Job —
Extract all lines containing "Temperature".
## Start The records
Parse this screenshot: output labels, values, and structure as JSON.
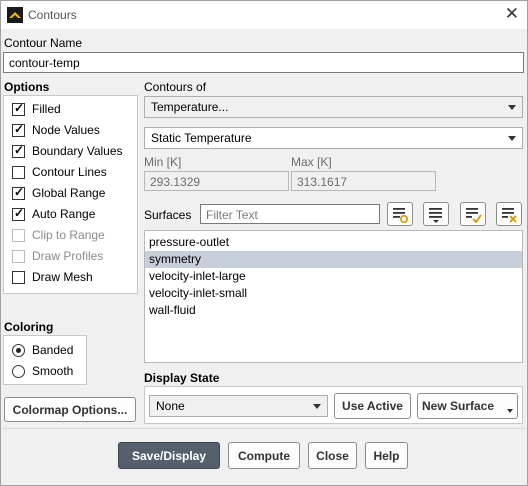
{
  "window": {
    "title": "Contours"
  },
  "contour_name": {
    "label": "Contour Name",
    "value": "contour-temp"
  },
  "options": {
    "label": "Options",
    "items": [
      {
        "label": "Filled",
        "checked": true,
        "enabled": true
      },
      {
        "label": "Node Values",
        "checked": true,
        "enabled": true
      },
      {
        "label": "Boundary Values",
        "checked": true,
        "enabled": true
      },
      {
        "label": "Contour Lines",
        "checked": false,
        "enabled": true
      },
      {
        "label": "Global Range",
        "checked": true,
        "enabled": true
      },
      {
        "label": "Auto Range",
        "checked": true,
        "enabled": true
      },
      {
        "label": "Clip to Range",
        "checked": false,
        "enabled": false
      },
      {
        "label": "Draw Profiles",
        "checked": false,
        "enabled": false
      },
      {
        "label": "Draw Mesh",
        "checked": false,
        "enabled": true
      }
    ]
  },
  "coloring": {
    "label": "Coloring",
    "items": [
      {
        "label": "Banded",
        "selected": true
      },
      {
        "label": "Smooth",
        "selected": false
      }
    ]
  },
  "contours_of": {
    "label": "Contours of",
    "category": "Temperature...",
    "quantity": "Static Temperature"
  },
  "range": {
    "min_label": "Min [K]",
    "min_value": "293.1329",
    "max_label": "Max [K]",
    "max_value": "313.1617"
  },
  "surfaces": {
    "label": "Surfaces",
    "filter_placeholder": "Filter Text",
    "items": [
      {
        "label": "pressure-outlet",
        "selected": false
      },
      {
        "label": "symmetry",
        "selected": true
      },
      {
        "label": "velocity-inlet-large",
        "selected": false
      },
      {
        "label": "velocity-inlet-small",
        "selected": false
      },
      {
        "label": "wall-fluid",
        "selected": false
      }
    ]
  },
  "display_state": {
    "label": "Display State",
    "value": "None",
    "use_active": "Use Active",
    "new_surface": "New Surface"
  },
  "buttons": {
    "colormap_options": "Colormap Options...",
    "save_display": "Save/Display",
    "compute": "Compute",
    "close": "Close",
    "help": "Help"
  },
  "icons": {
    "app": "ansys-fluent-icon",
    "close": "close-icon",
    "select_all": "select-all-icon",
    "select_group": "select-group-icon",
    "select_checked": "select-checked-icon",
    "deselect_all": "deselect-all-icon"
  }
}
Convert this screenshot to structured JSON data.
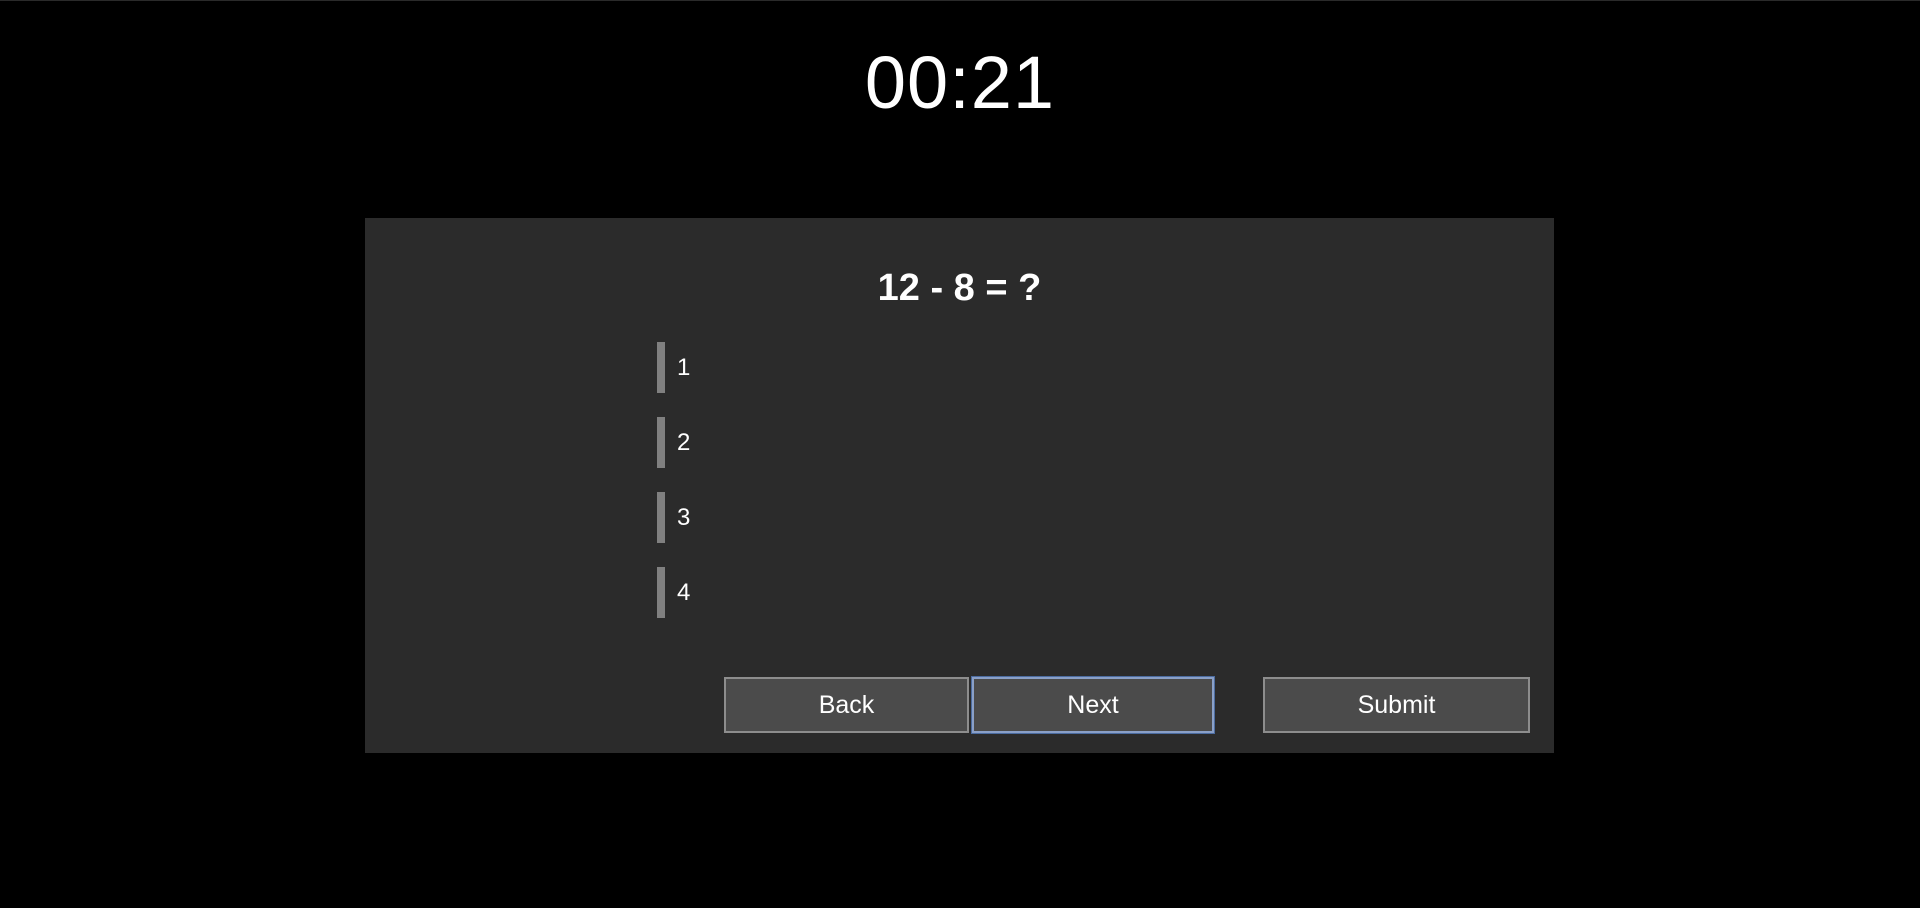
{
  "timer": {
    "value": "00:21"
  },
  "question": {
    "text": "12 - 8 = ?"
  },
  "answers": [
    {
      "label": "1"
    },
    {
      "label": "2"
    },
    {
      "label": "3"
    },
    {
      "label": "4"
    }
  ],
  "buttons": {
    "back_label": "Back",
    "next_label": "Next",
    "submit_label": "Submit"
  },
  "colors": {
    "background": "#000000",
    "panel": "#2b2b2b",
    "answer_bar": "#808080",
    "button": "#4b4b4b",
    "focus_outline": "#8aa0c8"
  }
}
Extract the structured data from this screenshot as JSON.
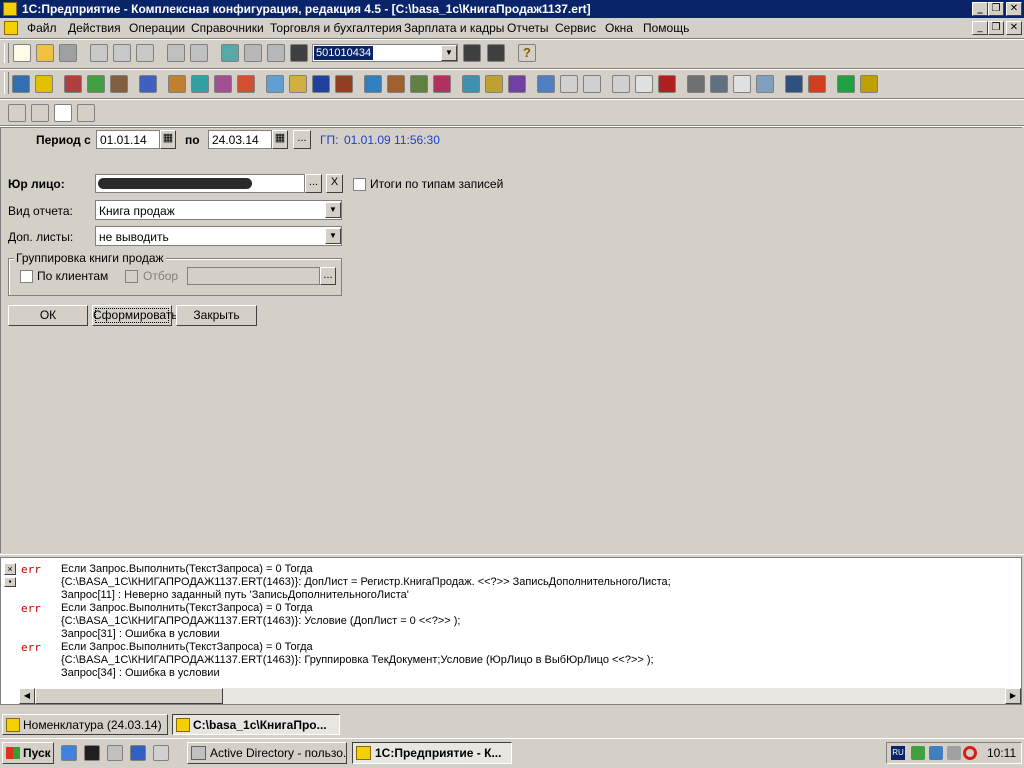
{
  "window": {
    "title": "1С:Предприятие - Комплексная конфигурация, редакция 4.5 - [C:\\basa_1c\\КнигаПродаж1137.ert]"
  },
  "menu": [
    "Файл",
    "Действия",
    "Операции",
    "Справочники",
    "Торговля и бухгалтерия",
    "Зарплата и кадры",
    "Отчеты",
    "Сервис",
    "Окна",
    "Помощь"
  ],
  "toolbar": {
    "search_value": "501010434",
    "help_glyph": "?"
  },
  "form": {
    "period_label": "Период с",
    "period_from": "01.01.14",
    "period_to_label": "по",
    "period_to": "24.03.14",
    "ellipsis": "...",
    "gp_label": "ГП:",
    "gp_value": "01.01.09 11:56:30",
    "legal_label": "Юр лицо:",
    "legal_clear": "X",
    "totals_label": "Итоги по типам записей",
    "report_type_label": "Вид отчета:",
    "report_type_value": "Книга продаж",
    "extra_sheets_label": "Доп. листы:",
    "extra_sheets_value": "не выводить",
    "group_title": "Группировка книги продаж",
    "by_clients_label": "По клиентам",
    "filter_label": "Отбор",
    "ok_label": "ОК",
    "generate_label": "Сформировать",
    "close_label": "Закрыть"
  },
  "messages": {
    "blocks": [
      {
        "tag": "err",
        "lines": [
          "Если Запрос.Выполнить(ТекстЗапроса) = 0 Тогда",
          "{C:\\BASA_1C\\КНИГАПРОДАЖ1137.ERT(1463)}: ДопЛист              = Регистр.КнигаПродаж. <<?>> ЗаписьДополнительногоЛиста;",
          "Запрос[11] : Неверно заданный путь 'ЗаписьДополнительногоЛиста'"
        ]
      },
      {
        "tag": "err",
        "lines": [
          "Если Запрос.Выполнить(ТекстЗапроса) = 0 Тогда",
          "{C:\\BASA_1C\\КНИГАПРОДАЖ1137.ERT(1463)}: Условие (ДопЛист = 0 <<?>> );",
          "Запрос[31] : Ошибка в условии"
        ]
      },
      {
        "tag": "err",
        "lines": [
          "Если Запрос.Выполнить(ТекстЗапроса) = 0 Тогда",
          "{C:\\BASA_1C\\КНИГАПРОДАЖ1137.ERT(1463)}: Группировка ТекДокумент;Условие (ЮрЛицо в ВыбЮрЛицо <<?>> );",
          "Запрос[34] : Ошибка в условии"
        ]
      }
    ]
  },
  "mdi_tabs": [
    {
      "label": "Номенклатура (24.03.14)"
    },
    {
      "label": "C:\\basa_1c\\КнигаПро..."
    }
  ],
  "taskbar": {
    "start_label": "Пуск",
    "items": [
      {
        "label": "Active Directory - пользо..."
      },
      {
        "label": "1С:Предприятие - К..."
      }
    ],
    "tray_lang": "RU",
    "clock": "10:11"
  },
  "colors": {
    "titlebar": "#0a246a",
    "gp_text": "#1f3fd0",
    "err_text": "#c00000"
  }
}
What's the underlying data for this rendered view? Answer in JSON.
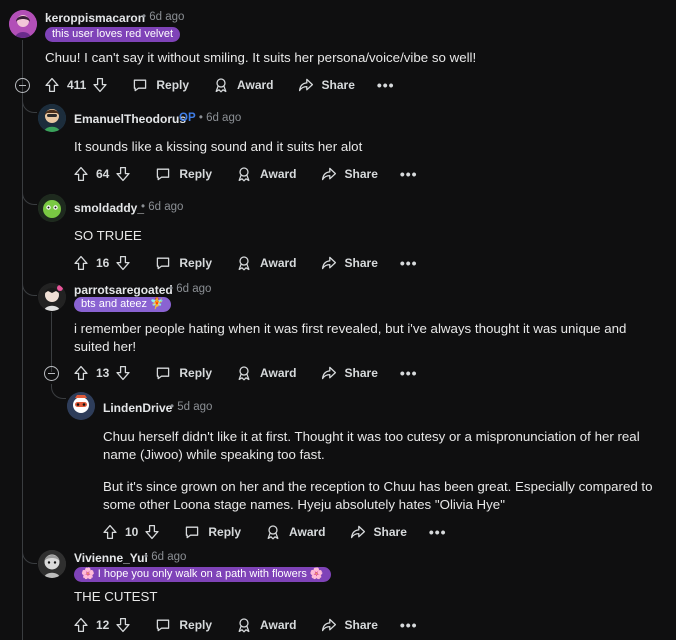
{
  "comments": [
    {
      "username": "keroppismacaron",
      "time": "6d ago",
      "flair": "this user loves red velvet",
      "body": [
        "Chuu! I can't say it without smiling. It suits her persona/voice/vibe so well!"
      ],
      "score": "411",
      "avatar_color": "#b24fb7"
    },
    {
      "username": "EmanuelTheodorus",
      "op_badge": "OP",
      "time": "6d ago",
      "body": [
        "It sounds like a kissing sound and it suits her alot"
      ],
      "score": "64"
    },
    {
      "username": "smoldaddy_",
      "time": "6d ago",
      "body": [
        "SO TRUEE"
      ],
      "score": "16"
    },
    {
      "username": "parrotsaregoated",
      "time": "6d ago",
      "flair": "bts and ateez 🧚",
      "body": [
        "i remember people hating when it was first revealed, but i've always thought it was unique and suited her!"
      ],
      "score": "13"
    },
    {
      "username": "LindenDrive",
      "time": "5d ago",
      "body": [
        "Chuu herself didn't like it at first. Thought it was too cutesy or a mispronunciation of her real name (Jiwoo) while speaking too fast.",
        "But it's since grown on her and the reception to Chuu has been great. Especially compared to some other Loona stage names. Hyeju absolutely hates \"Olivia Hye\""
      ],
      "score": "10"
    },
    {
      "username": "Vivienne_Yui",
      "time": "6d ago",
      "flair": "🌸 I hope you only walk on a path with flowers 🌸",
      "body": [
        "THE CUTEST"
      ],
      "score": "12"
    }
  ],
  "actions": {
    "reply": "Reply",
    "award": "Award",
    "share": "Share",
    "more": "•••"
  },
  "separator": "•",
  "colors": {
    "background": "#0f0f10",
    "flair_purple": "#7f43b8",
    "flair_lavender": "#8a63d2",
    "op_blue": "#3f7de6",
    "thread_line": "#3a3d40"
  },
  "icons": [
    "upvote-icon",
    "downvote-icon",
    "reply-icon",
    "award-icon",
    "share-icon",
    "collapse-icon"
  ]
}
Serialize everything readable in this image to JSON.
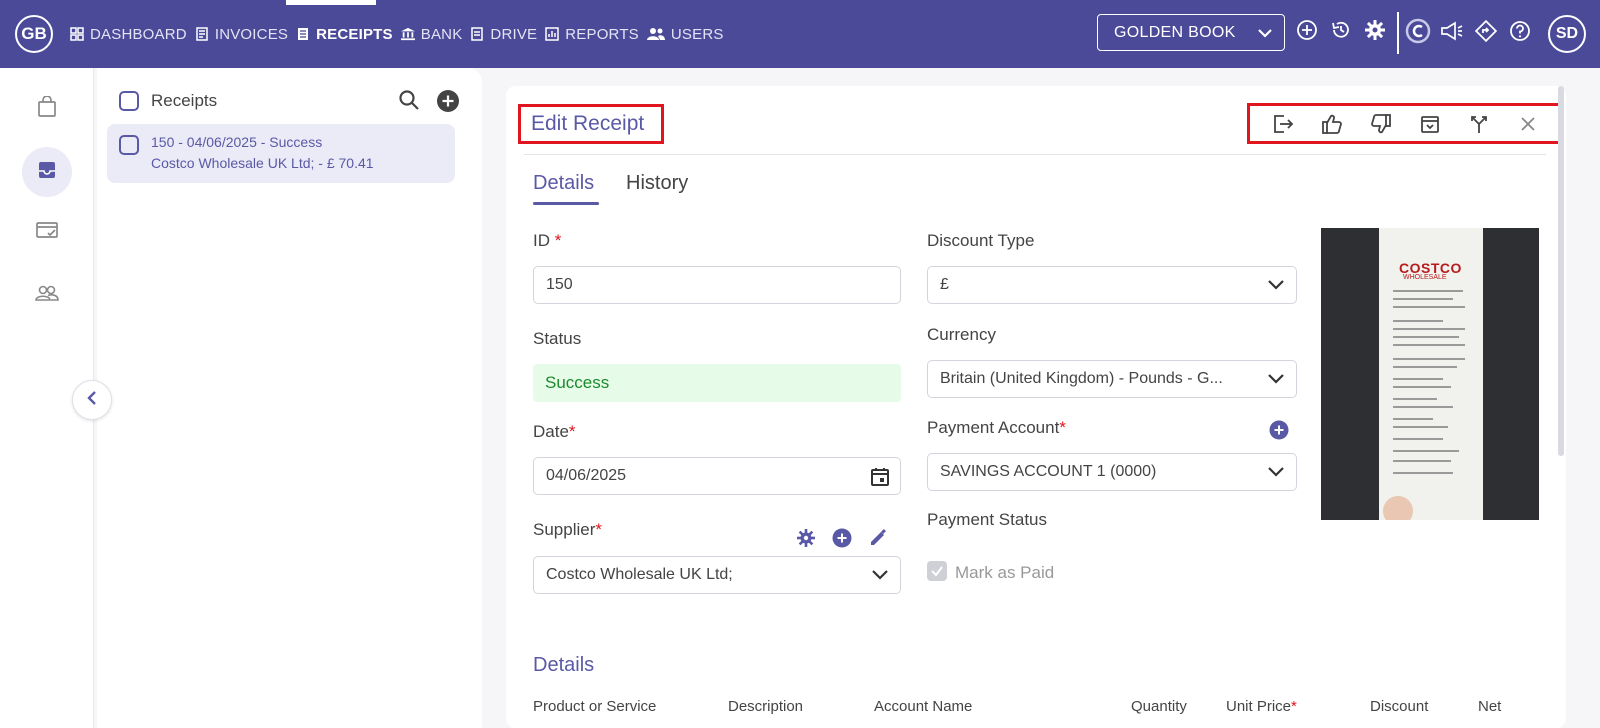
{
  "header": {
    "logo": "GB",
    "nav": [
      {
        "label": "DASHBOARD",
        "icon": "grid-icon"
      },
      {
        "label": "INVOICES",
        "icon": "invoice-icon"
      },
      {
        "label": "RECEIPTS",
        "icon": "receipt-icon",
        "active": true
      },
      {
        "label": "BANK",
        "icon": "bank-icon"
      },
      {
        "label": "DRIVE",
        "icon": "drive-icon"
      },
      {
        "label": "REPORTS",
        "icon": "reports-icon"
      },
      {
        "label": "USERS",
        "icon": "users-icon"
      }
    ],
    "book_selector": "GOLDEN BOOK",
    "user_initials": "SD"
  },
  "list": {
    "title": "Receipts",
    "items": [
      {
        "line1": "150 - 04/06/2025 - Success",
        "line2": "Costco Wholesale UK Ltd; - £ 70.41"
      }
    ]
  },
  "editor": {
    "title": "Edit Receipt",
    "tabs": [
      "Details",
      "History"
    ],
    "id_label": "ID",
    "id_value": "150",
    "status_label": "Status",
    "status_value": "Success",
    "date_label": "Date",
    "date_value": "04/06/2025",
    "supplier_label": "Supplier",
    "supplier_value": "Costco Wholesale UK Ltd;",
    "discount_type_label": "Discount Type",
    "discount_type_value": "£",
    "currency_label": "Currency",
    "currency_value": "Britain (United Kingdom) - Pounds - G...",
    "payment_account_label": "Payment Account",
    "payment_account_value": "SAVINGS ACCOUNT 1 (0000)",
    "payment_status_label": "Payment Status",
    "mark_as_paid_label": "Mark as Paid",
    "details_section_title": "Details",
    "columns": [
      "Product or Service",
      "Description",
      "Account Name",
      "Quantity",
      "Unit Price",
      "Discount",
      "Net"
    ],
    "receipt_brand": "COSTCO",
    "receipt_brand_sub": "WHOLESALE"
  },
  "colors": {
    "header_bg": "#4b4a99",
    "accent": "#5a59a6",
    "success_bg": "#e7fbe9",
    "success_text": "#1d8a2e",
    "highlight_border": "#e0151d"
  }
}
## End The records
Correct output —
    "category": "Temperature...",
    "quantity": "Static Temperature"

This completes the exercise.